#### Items ####
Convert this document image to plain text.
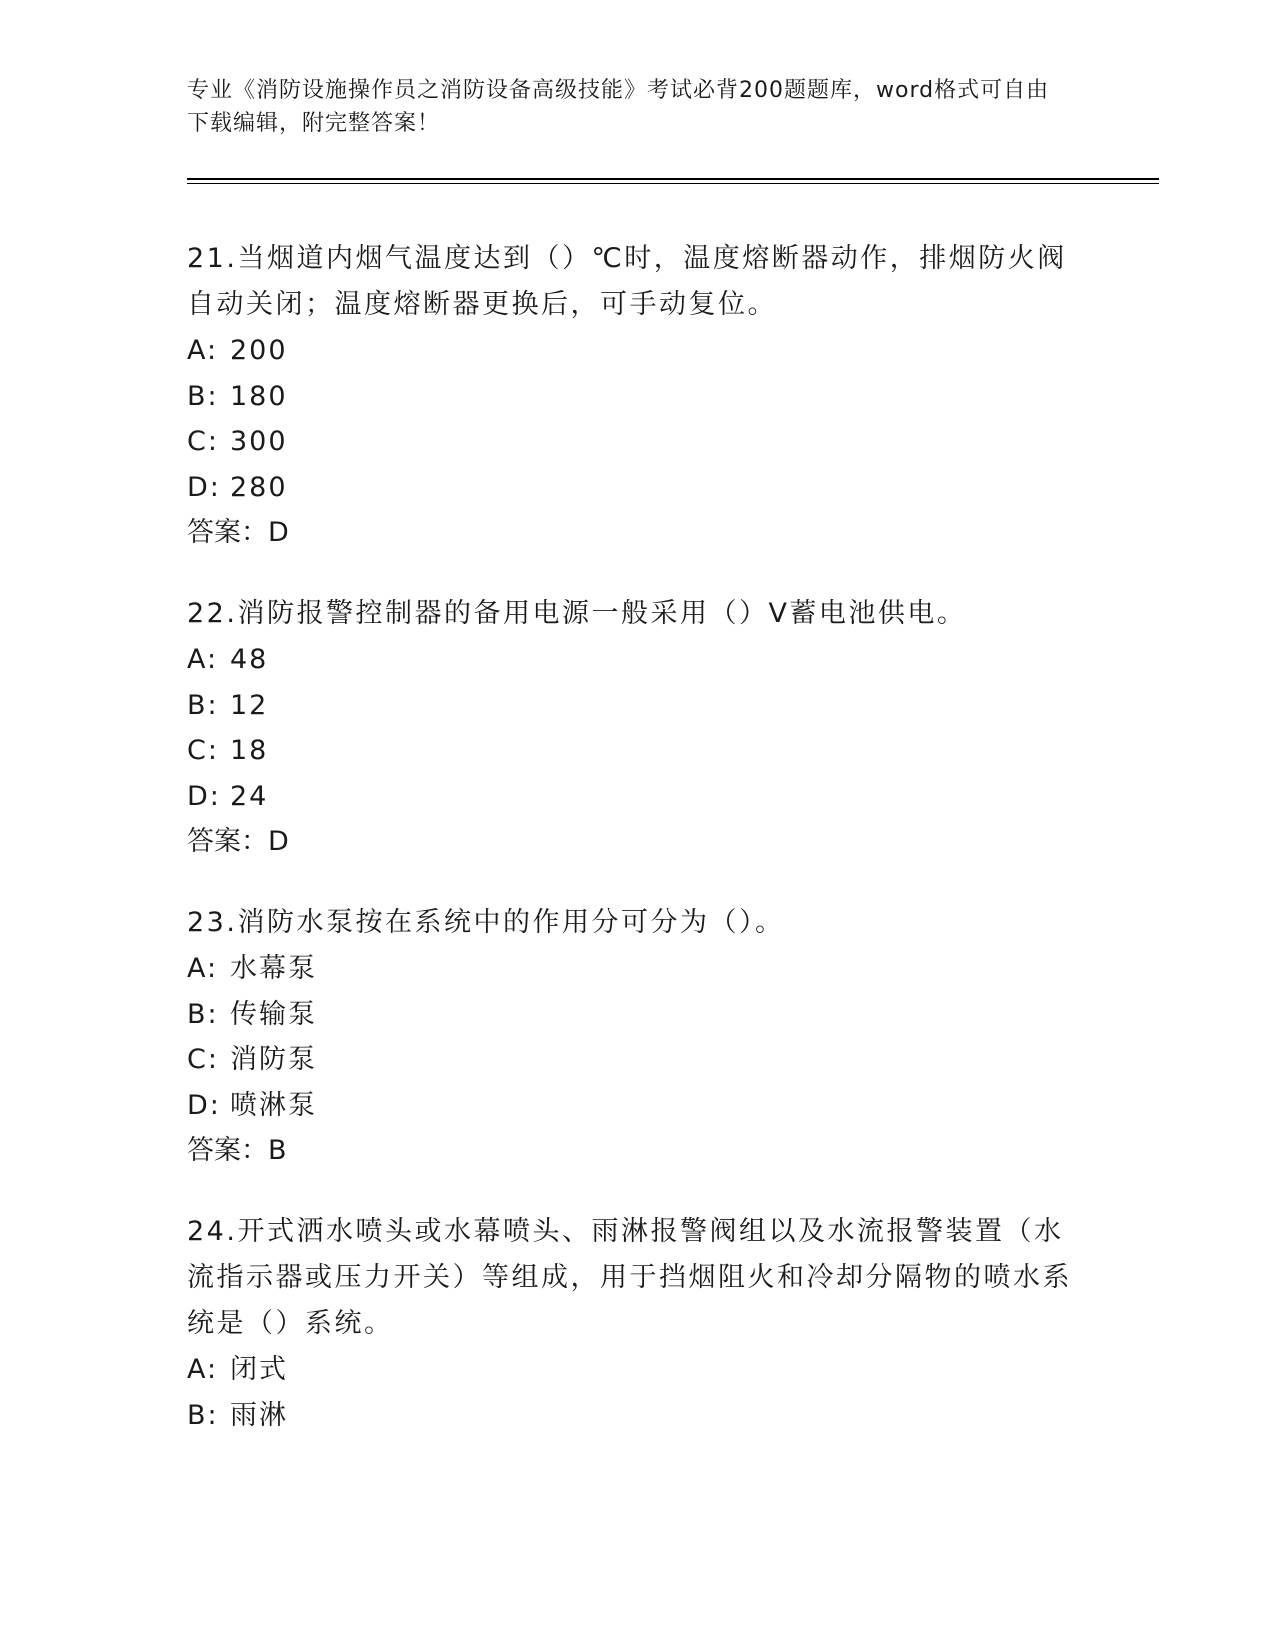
专业《消防设施操作员之消防设备高级技能》考试必背200题题库，word格式可自由下载编辑，附完整答案！

21.当烟道内烟气温度达到（）℃时，温度熔断器动作，排烟防火阀自动关闭；温度熔断器更换后，可手动复位。

A: 200
B: 180
C: 300
D: 280
答案：D

22.消防报警控制器的备用电源一般采用（）V蓄电池供电。

A: 48
B: 12
C: 18
D: 24
答案：D

23.消防水泵按在系统中的作用分可分为（）。

A: 水幕泵
B: 传输泵
C: 消防泵
D: 喷淋泵
答案：B

24.开式洒水喷头或水幕喷头、雨淋报警阀组以及水流报警装置（水流指示器或压力开关）等组成，用于挡烟阻火和冷却分隔物的喷水系统是（）系统。

A: 闭式
B: 雨淋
####
## Task instructions
Retype every record above exactly as written, but leave out the pictures.

## Full answer
Convert this document image to plain text.
专业《消防设施操作员之消防设备高级技能》考试必背200题题库，word格式可自由下载编辑，附完整答案！

21.当烟道内烟气温度达到（）℃时，温度熔断器动作，排烟防火阀自动关闭；温度熔断器更换后，可手动复位。

A: 200
B: 180
C: 300
D: 280
答案：D

22.消防报警控制器的备用电源一般采用（）V蓄电池供电。

A: 48
B: 12
C: 18
D: 24
答案：D

23.消防水泵按在系统中的作用分可分为（）。

A: 水幕泵
B: 传输泵
C: 消防泵
D: 喷淋泵
答案：B

24.开式洒水喷头或水幕喷头、雨淋报警阀组以及水流报警装置（水流指示器或压力开关）等组成，用于挡烟阻火和冷却分隔物的喷水系统是（）系统。

A: 闭式
B: 雨淋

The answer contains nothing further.